Written request -> Extract every record, keeping each one exactly as it is.
===== Dataset rows
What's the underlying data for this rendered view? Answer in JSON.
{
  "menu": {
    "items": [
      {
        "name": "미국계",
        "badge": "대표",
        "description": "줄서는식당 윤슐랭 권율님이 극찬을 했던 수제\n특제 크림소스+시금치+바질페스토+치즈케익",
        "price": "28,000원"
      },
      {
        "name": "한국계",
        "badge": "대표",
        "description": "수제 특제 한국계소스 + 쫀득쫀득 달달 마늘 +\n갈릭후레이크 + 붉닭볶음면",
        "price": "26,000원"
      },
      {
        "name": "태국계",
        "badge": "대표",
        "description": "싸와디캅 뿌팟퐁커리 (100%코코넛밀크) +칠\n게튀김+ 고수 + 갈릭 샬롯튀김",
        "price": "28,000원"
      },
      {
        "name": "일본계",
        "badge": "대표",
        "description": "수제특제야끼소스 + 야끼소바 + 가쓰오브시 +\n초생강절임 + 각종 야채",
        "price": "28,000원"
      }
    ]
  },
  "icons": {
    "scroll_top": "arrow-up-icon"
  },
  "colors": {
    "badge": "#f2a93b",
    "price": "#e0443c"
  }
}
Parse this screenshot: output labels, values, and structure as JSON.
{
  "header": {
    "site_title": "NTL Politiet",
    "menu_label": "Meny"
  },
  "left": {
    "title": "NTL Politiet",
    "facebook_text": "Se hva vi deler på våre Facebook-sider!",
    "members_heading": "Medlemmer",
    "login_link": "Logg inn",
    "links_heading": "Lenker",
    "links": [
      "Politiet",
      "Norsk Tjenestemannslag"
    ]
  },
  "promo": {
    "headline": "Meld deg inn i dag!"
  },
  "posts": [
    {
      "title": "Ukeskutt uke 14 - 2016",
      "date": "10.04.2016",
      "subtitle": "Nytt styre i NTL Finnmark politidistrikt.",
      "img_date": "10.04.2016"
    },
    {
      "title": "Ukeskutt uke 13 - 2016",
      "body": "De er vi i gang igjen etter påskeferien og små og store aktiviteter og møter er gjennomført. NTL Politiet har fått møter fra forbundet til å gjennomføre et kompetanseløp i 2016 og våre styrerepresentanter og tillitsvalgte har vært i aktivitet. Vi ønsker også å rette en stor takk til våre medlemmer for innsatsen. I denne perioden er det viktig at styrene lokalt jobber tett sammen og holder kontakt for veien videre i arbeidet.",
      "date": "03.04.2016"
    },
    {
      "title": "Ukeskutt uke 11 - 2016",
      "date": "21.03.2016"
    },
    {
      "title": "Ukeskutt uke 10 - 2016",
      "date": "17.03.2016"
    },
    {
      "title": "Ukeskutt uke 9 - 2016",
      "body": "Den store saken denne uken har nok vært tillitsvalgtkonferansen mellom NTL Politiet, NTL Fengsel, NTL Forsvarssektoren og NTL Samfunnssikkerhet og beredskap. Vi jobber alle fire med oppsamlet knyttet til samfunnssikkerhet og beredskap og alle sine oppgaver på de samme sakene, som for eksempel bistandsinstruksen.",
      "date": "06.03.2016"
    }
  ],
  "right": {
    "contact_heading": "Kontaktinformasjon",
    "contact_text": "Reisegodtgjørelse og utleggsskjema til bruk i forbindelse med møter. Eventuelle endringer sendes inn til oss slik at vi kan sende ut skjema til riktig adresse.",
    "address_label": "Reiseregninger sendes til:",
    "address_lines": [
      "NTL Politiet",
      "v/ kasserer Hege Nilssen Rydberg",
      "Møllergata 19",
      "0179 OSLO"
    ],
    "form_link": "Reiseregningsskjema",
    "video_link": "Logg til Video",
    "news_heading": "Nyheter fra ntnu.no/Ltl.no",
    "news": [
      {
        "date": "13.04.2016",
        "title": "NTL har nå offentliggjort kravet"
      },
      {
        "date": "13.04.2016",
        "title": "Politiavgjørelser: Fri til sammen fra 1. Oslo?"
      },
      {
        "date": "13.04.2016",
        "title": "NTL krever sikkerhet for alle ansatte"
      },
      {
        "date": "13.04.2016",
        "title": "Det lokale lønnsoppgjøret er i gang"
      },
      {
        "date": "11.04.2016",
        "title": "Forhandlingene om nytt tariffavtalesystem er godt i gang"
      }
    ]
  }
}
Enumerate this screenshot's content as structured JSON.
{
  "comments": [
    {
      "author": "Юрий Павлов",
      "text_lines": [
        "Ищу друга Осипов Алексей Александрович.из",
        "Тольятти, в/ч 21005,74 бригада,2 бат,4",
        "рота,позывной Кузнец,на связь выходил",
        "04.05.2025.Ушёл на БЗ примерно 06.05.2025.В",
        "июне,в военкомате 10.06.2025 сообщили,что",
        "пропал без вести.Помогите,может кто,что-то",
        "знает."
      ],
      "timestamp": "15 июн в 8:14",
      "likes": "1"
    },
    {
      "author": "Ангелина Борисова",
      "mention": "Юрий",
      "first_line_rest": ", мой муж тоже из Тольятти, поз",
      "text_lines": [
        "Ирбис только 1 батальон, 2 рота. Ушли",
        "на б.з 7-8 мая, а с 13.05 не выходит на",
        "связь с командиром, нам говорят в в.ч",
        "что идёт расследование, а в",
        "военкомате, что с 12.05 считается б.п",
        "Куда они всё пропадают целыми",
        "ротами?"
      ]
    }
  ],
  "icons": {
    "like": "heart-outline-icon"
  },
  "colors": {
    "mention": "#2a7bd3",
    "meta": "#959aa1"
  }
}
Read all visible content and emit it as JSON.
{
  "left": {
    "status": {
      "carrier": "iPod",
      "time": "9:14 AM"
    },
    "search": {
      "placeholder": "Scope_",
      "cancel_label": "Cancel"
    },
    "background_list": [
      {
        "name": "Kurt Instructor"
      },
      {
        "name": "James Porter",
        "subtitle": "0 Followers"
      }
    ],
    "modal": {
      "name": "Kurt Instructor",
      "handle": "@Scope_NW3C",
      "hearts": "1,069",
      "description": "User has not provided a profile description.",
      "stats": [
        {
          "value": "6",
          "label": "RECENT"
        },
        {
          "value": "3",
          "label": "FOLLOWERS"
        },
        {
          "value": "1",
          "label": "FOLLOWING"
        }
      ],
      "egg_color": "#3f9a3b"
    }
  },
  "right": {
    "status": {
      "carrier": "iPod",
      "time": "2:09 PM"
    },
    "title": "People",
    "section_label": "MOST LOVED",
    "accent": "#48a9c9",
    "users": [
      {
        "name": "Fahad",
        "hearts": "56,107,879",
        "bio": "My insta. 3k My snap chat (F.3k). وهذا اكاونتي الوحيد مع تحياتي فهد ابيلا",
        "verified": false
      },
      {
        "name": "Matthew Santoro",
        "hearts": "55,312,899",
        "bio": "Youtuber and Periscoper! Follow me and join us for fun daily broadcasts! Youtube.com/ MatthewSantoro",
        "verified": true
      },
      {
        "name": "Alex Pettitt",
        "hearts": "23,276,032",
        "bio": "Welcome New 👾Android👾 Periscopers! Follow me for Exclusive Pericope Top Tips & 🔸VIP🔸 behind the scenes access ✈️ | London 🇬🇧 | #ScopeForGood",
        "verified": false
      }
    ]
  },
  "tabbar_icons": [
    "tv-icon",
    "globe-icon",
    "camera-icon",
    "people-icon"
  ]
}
==========
The answer ->
What's the underlying data for this rendered view? Answer in JSON.
{
  "menu": {
    "items": [
      {
        "name": "미국계",
        "badge": "대표",
        "description": "줄서는식당 윤슐랭 권율님이 극찬을 했던 수제\n특제 크림소스+시금치+바질페스토+치즈케익",
        "price": "28,000원"
      },
      {
        "name": "한국계",
        "badge": "대표",
        "description": "수제 특제 한국계소스 + 쫀득쫀득 달달 마늘 +\n갈릭후레이크 + 붉닭볶음면",
        "price": "26,000원"
      },
      {
        "name": "태국계",
        "badge": "대표",
        "description": "싸와디캅 뿌팟퐁커리 (100%코코넛밀크) +칠\n게튀김+ 고수 + 갈릭 샬롯튀김",
        "price": "28,000원"
      },
      {
        "name": "일본계",
        "badge": "대표",
        "description": "수제특제야끼소스 + 야끼소바 + 가쓰오브시 +\n초생강절임 + 각종 야채",
        "price": "28,000원"
      }
    ]
  },
  "icons": {
    "scroll_top": "arrow-up-icon"
  },
  "colors": {
    "badge": "#f2a93b",
    "price": "#e0443c"
  }
}
Parse this screenshot: output labels, values, and structure as JSON.
{
  "header": {
    "site_title": "NTL Politiet",
    "menu_label": "Meny"
  },
  "left": {
    "title": "NTL Politiet",
    "facebook_text": "Se hva vi deler på våre Facebook-sider!",
    "members_heading": "Medlemmer",
    "login_link": "Logg inn",
    "links_heading": "Lenker",
    "links": [
      "Politiet",
      "Norsk Tjenestemannslag"
    ]
  },
  "promo": {
    "headline": "Meld deg inn i dag!"
  },
  "posts": [
    {
      "title": "Ukeskutt uke 14 - 2016",
      "date": "10.04.2016",
      "subtitle": "Nytt styre i NTL Finnmark politidistrikt.",
      "img_date": "10.04.2016"
    },
    {
      "title": "Ukeskutt uke 13 - 2016",
      "body": "De er vi i gang igjen etter påskeferien og små og store aktiviteter og møter er gjennomført. NTL Politiet har fått møter fra forbundet til å gjennomføre et kompetanseløp i 2016 og våre styrerepresentanter og tillitsvalgte har vært i aktivitet. Vi ønsker også å rette en stor takk til våre medlemmer for innsatsen. I denne perioden er det viktig at styrene lokalt jobber tett sammen og holder kontakt for veien videre i arbeidet.",
      "date": "03.04.2016"
    },
    {
      "title": "Ukeskutt uke 11 - 2016",
      "date": "21.03.2016"
    },
    {
      "title": "Ukeskutt uke 10 - 2016",
      "date": "17.03.2016"
    },
    {
      "title": "Ukeskutt uke 9 - 2016",
      "body": "Den store saken denne uken har nok vært tillitsvalgtkonferansen mellom NTL Politiet, NTL Fengsel, NTL Forsvarssektoren og NTL Samfunnssikkerhet og beredskap. Vi jobber alle fire med oppsamlet knyttet til samfunnssikkerhet og beredskap og alle sine oppgaver på de samme sakene, som for eksempel bistandsinstruksen.",
      "date": "06.03.2016"
    }
  ],
  "right": {
    "contact_heading": "Kontaktinformasjon",
    "contact_text": "Reisegodtgjørelse og utleggsskjema til bruk i forbindelse med møter. Eventuelle endringer sendes inn til oss slik at vi kan sende ut skjema til riktig adresse.",
    "address_label": "Reiseregninger sendes til:",
    "address_lines": [
      "NTL Politiet",
      "v/ kasserer Hege Nilssen Rydberg",
      "Møllergata 19",
      "0179 OSLO"
    ],
    "form_link": "Reiseregningsskjema",
    "video_link": "Logg til Video",
    "news_heading": "Nyheter fra ntnu.no/Ltl.no",
    "news": [
      {
        "date": "13.04.2016",
        "title": "NTL har nå offentliggjort kravet"
      },
      {
        "date": "13.04.2016",
        "title": "Politiavgjørelser: Fri til sammen fra 1. Oslo?"
      },
      {
        "date": "13.04.2016",
        "title": "NTL krever sikkerhet for alle ansatte"
      },
      {
        "date": "13.04.2016",
        "title": "Det lokale lønnsoppgjøret er i gang"
      },
      {
        "date": "11.04.2016",
        "title": "Forhandlingene om nytt tariffavtalesystem er godt i gang"
      }
    ]
  }
}
Enumerate this screenshot's content as structured JSON.
{
  "comments": [
    {
      "author": "Юрий Павлов",
      "text_lines": [
        "Ищу друга Осипов Алексей Александрович.из",
        "Тольятти, в/ч 21005,74 бригада,2 бат,4",
        "рота,позывной Кузнец,на связь выходил",
        "04.05.2025.Ушёл на БЗ примерно 06.05.2025.В",
        "июне,в военкомате 10.06.2025 сообщили,что",
        "пропал без вести.Помогите,может кто,что-то",
        "знает."
      ],
      "timestamp": "15 июн в 8:14",
      "likes": "1"
    },
    {
      "author": "Ангелина Борисова",
      "mention": "Юрий",
      "first_line_rest": ", мой муж тоже из Тольятти, поз",
      "text_lines": [
        "Ирбис только 1 батальон, 2 рота. Ушли",
        "на б.з 7-8 мая, а с 13.05 не выходит на",
        "связь с командиром, нам говорят в в.ч",
        "что идёт расследование, а в",
        "военкомате, что с 12.05 считается б.п",
        "Куда они всё пропадают целыми",
        "ротами?"
      ]
    }
  ],
  "icons": {
    "like": "heart-outline-icon"
  },
  "colors": {
    "mention": "#2a7bd3",
    "meta": "#959aa1"
  }
}
Read all visible content and emit it as JSON.
{
  "left": {
    "status": {
      "carrier": "iPod",
      "time": "9:14 AM"
    },
    "search": {
      "placeholder": "Scope_",
      "cancel_label": "Cancel"
    },
    "background_list": [
      {
        "name": "Kurt Instructor"
      },
      {
        "name": "James Porter",
        "subtitle": "0 Followers"
      }
    ],
    "modal": {
      "name": "Kurt Instructor",
      "handle": "@Scope_NW3C",
      "hearts": "1,069",
      "description": "User has not provided a profile description.",
      "stats": [
        {
          "value": "6",
          "label": "RECENT"
        },
        {
          "value": "3",
          "label": "FOLLOWERS"
        },
        {
          "value": "1",
          "label": "FOLLOWING"
        }
      ],
      "egg_color": "#3f9a3b"
    }
  },
  "right": {
    "status": {
      "carrier": "iPod",
      "time": "2:09 PM"
    },
    "title": "People",
    "section_label": "MOST LOVED",
    "accent": "#48a9c9",
    "users": [
      {
        "name": "Fahad",
        "hearts": "56,107,879",
        "bio": "My insta. 3k My snap chat (F.3k). وهذا اكاونتي الوحيد مع تحياتي فهد ابيلا",
        "verified": false
      },
      {
        "name": "Matthew Santoro",
        "hearts": "55,312,899",
        "bio": "Youtuber and Periscoper! Follow me and join us for fun daily broadcasts! Youtube.com/ MatthewSantoro",
        "verified": true
      },
      {
        "name": "Alex Pettitt",
        "hearts": "23,276,032",
        "bio": "Welcome New 👾Android👾 Periscopers! Follow me for Exclusive Pericope Top Tips & 🔸VIP🔸 behind the scenes access ✈️ | London 🇬🇧 | #ScopeForGood",
        "verified": false
      }
    ]
  },
  "tabbar_icons": [
    "tv-icon",
    "globe-icon",
    "camera-icon",
    "people-icon"
  ]
}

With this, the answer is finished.